### DIRECTIONS
Count every line below containing "Kroaten"; state the number only.

::::

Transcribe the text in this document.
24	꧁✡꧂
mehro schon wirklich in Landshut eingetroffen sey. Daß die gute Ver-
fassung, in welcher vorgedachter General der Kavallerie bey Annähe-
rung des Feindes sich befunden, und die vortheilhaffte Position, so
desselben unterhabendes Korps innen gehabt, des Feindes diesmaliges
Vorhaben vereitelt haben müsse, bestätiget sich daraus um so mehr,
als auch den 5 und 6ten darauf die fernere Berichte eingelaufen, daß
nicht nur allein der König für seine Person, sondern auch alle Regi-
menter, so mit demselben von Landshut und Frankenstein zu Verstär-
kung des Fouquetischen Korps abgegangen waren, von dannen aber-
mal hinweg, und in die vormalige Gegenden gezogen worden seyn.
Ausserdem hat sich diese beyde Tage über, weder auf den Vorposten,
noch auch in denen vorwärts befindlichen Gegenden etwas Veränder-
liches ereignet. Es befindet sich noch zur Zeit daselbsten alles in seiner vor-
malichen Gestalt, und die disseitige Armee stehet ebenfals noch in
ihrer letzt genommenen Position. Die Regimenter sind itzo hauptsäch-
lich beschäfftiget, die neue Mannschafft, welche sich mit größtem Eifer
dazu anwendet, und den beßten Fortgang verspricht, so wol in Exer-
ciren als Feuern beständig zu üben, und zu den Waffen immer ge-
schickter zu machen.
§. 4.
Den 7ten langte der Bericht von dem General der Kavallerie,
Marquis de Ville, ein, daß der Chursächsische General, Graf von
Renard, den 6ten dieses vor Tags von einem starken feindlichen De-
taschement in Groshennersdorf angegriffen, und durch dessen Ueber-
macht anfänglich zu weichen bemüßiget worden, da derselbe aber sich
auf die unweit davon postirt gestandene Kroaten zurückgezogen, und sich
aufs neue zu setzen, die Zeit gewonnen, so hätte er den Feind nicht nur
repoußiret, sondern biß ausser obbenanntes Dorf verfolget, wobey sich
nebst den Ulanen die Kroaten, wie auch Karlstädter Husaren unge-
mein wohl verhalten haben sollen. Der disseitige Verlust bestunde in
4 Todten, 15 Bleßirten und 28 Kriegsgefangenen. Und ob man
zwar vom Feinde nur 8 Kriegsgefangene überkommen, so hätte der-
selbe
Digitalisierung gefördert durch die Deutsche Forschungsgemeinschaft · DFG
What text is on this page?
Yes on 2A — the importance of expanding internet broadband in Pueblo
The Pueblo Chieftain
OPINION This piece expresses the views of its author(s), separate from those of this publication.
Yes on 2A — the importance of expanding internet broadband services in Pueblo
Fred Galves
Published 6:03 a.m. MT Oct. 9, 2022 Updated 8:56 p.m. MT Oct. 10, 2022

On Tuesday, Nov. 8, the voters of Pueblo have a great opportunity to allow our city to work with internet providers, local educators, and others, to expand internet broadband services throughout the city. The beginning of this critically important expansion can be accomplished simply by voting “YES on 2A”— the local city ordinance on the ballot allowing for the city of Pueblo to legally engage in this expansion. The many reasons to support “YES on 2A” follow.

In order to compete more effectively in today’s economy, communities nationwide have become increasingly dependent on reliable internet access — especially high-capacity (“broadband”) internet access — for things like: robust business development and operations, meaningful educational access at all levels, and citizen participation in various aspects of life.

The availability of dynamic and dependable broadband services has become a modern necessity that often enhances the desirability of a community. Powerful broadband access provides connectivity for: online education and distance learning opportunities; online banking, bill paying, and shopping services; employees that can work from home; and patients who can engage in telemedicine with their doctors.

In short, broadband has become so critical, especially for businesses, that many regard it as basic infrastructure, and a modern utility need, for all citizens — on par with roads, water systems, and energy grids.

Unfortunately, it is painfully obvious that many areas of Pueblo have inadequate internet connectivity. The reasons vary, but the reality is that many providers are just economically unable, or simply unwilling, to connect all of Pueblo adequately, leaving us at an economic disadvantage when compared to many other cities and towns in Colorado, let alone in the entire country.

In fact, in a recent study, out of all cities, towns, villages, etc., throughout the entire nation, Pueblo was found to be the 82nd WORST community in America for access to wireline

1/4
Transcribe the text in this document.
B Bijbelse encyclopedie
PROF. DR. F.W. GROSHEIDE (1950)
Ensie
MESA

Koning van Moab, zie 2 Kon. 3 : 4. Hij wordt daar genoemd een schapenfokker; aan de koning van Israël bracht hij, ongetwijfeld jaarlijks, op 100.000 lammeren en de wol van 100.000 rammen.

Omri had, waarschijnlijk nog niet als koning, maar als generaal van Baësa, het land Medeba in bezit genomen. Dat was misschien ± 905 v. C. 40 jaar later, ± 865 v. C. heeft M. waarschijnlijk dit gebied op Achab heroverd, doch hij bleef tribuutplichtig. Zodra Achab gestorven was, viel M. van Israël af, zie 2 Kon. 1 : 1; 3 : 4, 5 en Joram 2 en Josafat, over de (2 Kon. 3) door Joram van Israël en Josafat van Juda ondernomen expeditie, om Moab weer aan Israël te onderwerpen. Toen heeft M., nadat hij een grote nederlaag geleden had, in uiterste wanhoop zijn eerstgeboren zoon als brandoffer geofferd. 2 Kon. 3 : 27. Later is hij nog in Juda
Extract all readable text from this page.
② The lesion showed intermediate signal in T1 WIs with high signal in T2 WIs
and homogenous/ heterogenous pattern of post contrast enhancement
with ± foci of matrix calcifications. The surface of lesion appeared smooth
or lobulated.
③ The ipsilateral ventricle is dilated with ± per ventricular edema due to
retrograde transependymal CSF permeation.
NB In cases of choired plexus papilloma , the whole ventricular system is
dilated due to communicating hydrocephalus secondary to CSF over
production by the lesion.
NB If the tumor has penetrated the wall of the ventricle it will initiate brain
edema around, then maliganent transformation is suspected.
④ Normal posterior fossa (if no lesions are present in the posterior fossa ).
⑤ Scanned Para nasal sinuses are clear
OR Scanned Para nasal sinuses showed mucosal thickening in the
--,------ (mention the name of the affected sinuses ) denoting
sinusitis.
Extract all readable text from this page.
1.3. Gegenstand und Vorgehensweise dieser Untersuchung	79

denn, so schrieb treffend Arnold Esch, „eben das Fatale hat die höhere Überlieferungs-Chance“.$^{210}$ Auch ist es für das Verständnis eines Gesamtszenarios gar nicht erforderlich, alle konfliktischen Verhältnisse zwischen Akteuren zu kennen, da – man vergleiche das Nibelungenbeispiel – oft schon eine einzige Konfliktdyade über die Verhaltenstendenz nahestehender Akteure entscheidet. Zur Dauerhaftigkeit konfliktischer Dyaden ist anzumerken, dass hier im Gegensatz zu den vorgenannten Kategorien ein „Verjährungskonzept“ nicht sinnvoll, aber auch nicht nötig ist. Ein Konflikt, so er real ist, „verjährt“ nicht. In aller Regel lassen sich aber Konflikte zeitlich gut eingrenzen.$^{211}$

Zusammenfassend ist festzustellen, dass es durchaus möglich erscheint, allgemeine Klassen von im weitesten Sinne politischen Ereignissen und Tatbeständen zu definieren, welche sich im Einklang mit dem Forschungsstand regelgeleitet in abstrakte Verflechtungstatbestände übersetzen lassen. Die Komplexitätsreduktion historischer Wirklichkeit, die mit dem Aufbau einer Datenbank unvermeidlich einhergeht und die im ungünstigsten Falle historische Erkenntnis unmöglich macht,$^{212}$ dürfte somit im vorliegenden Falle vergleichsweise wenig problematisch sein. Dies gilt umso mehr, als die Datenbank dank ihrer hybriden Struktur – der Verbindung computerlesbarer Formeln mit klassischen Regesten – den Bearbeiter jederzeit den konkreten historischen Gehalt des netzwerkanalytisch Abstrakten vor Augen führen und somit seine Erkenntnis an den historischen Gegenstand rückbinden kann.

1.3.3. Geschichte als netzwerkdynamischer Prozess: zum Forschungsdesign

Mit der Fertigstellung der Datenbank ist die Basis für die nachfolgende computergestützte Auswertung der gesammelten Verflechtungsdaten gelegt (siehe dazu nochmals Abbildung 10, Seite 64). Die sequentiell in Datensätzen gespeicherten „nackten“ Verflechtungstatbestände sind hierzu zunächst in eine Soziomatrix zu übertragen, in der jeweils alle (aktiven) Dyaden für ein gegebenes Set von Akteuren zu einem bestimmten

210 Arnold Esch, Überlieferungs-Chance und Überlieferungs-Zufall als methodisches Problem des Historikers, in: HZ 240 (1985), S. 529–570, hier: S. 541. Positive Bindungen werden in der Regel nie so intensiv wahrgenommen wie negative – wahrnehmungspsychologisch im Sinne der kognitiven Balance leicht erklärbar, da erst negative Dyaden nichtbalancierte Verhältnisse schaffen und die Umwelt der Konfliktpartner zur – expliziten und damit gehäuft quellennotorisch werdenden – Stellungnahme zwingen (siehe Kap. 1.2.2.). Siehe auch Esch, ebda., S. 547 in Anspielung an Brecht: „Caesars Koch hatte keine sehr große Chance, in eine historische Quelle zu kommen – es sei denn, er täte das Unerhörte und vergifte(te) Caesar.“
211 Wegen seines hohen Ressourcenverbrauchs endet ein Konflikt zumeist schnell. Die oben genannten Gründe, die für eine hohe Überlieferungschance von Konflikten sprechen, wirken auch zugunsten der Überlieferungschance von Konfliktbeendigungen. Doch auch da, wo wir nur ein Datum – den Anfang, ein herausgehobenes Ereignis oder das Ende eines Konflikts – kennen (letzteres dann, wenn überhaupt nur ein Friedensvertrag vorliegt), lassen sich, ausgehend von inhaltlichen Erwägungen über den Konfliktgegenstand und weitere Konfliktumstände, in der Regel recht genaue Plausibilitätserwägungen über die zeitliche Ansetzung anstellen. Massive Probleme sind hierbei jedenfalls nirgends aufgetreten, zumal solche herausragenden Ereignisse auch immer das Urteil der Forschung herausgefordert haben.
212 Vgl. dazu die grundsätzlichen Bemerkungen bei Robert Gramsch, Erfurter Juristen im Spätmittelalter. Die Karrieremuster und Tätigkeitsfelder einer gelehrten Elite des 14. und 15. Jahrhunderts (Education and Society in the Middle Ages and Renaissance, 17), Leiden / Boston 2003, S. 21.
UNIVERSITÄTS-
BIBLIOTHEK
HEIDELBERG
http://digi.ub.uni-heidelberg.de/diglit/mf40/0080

::::

### RESPONSE AREA
2